#### [Stated task]
Copy the entries below exactly. Images do not belong in the copy.

#### [Source records]
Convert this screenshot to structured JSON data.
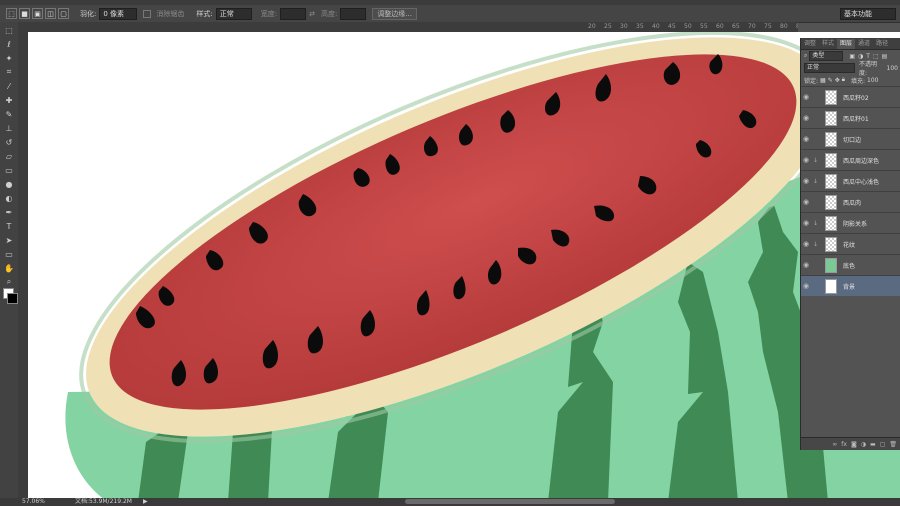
{
  "options_bar": {
    "feather_label": "羽化:",
    "feather_value": "0 像素",
    "antialias_label": "消除锯齿",
    "style_label": "样式:",
    "style_value": "正常",
    "width_label": "宽度:",
    "height_label": "高度:",
    "refine_edge": "调整边缘...",
    "workspace": "基本功能"
  },
  "ruler_top": [
    "20",
    "25",
    "30",
    "35",
    "40",
    "45",
    "50",
    "55",
    "60",
    "65",
    "70",
    "75",
    "80",
    "85"
  ],
  "layers_panel": {
    "tabs": [
      "调整",
      "样式",
      "图层",
      "通道",
      "路径"
    ],
    "filter_kind": "类型",
    "blend_mode": "正常",
    "opacity_label": "不透明度:",
    "opacity_value": "100",
    "lock_label": "锁定:",
    "fill_label": "填充:",
    "fill_value": "100",
    "layers": [
      {
        "name": "西瓜籽02",
        "thumb": "checker",
        "clipped": false,
        "selected": false
      },
      {
        "name": "西瓜籽01",
        "thumb": "checker",
        "clipped": false,
        "selected": false
      },
      {
        "name": "切口边",
        "thumb": "checker",
        "clipped": false,
        "selected": false
      },
      {
        "name": "西瓜周边深色",
        "thumb": "checker",
        "clipped": true,
        "selected": false
      },
      {
        "name": "西瓜中心浅色",
        "thumb": "checker",
        "clipped": true,
        "selected": false
      },
      {
        "name": "西瓜肉",
        "thumb": "checker",
        "clipped": false,
        "selected": false
      },
      {
        "name": "阴影关系",
        "thumb": "checker",
        "clipped": true,
        "selected": false
      },
      {
        "name": "花纹",
        "thumb": "checker",
        "clipped": true,
        "selected": false
      },
      {
        "name": "底色",
        "thumb": "green",
        "clipped": false,
        "selected": false
      },
      {
        "name": "背景",
        "thumb": "white",
        "clipped": false,
        "selected": true
      }
    ]
  },
  "status": {
    "zoom": "57.06%",
    "doc_size": "文档:53.9M/219.2M"
  }
}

#### [Full output]
Convert this screenshot to structured JSON data.
{
  "options_bar": {
    "feather_label": "羽化:",
    "feather_value": "0 像素",
    "antialias_label": "消除锯齿",
    "style_label": "样式:",
    "style_value": "正常",
    "width_label": "宽度:",
    "height_label": "高度:",
    "refine_edge": "调整边缘...",
    "workspace": "基本功能"
  },
  "ruler_top": [
    "20",
    "25",
    "30",
    "35",
    "40",
    "45",
    "50",
    "55",
    "60",
    "65",
    "70",
    "75",
    "80",
    "85"
  ],
  "layers_panel": {
    "tabs": [
      "调整",
      "样式",
      "图层",
      "通道",
      "路径"
    ],
    "filter_kind": "类型",
    "blend_mode": "正常",
    "opacity_label": "不透明度:",
    "opacity_value": "100",
    "lock_label": "锁定:",
    "fill_label": "填充:",
    "fill_value": "100",
    "layers": [
      {
        "name": "西瓜籽02",
        "thumb": "checker",
        "clipped": false,
        "selected": false
      },
      {
        "name": "西瓜籽01",
        "thumb": "checker",
        "clipped": false,
        "selected": false
      },
      {
        "name": "切口边",
        "thumb": "checker",
        "clipped": false,
        "selected": false
      },
      {
        "name": "西瓜周边深色",
        "thumb": "checker",
        "clipped": true,
        "selected": false
      },
      {
        "name": "西瓜中心浅色",
        "thumb": "checker",
        "clipped": true,
        "selected": false
      },
      {
        "name": "西瓜肉",
        "thumb": "checker",
        "clipped": false,
        "selected": false
      },
      {
        "name": "阴影关系",
        "thumb": "checker",
        "clipped": true,
        "selected": false
      },
      {
        "name": "花纹",
        "thumb": "checker",
        "clipped": true,
        "selected": false
      },
      {
        "name": "底色",
        "thumb": "green",
        "clipped": false,
        "selected": false
      },
      {
        "name": "背景",
        "thumb": "white",
        "clipped": false,
        "selected": true
      }
    ]
  },
  "status": {
    "zoom": "57.06%",
    "doc_size": "文档:53.9M/219.2M"
  }
}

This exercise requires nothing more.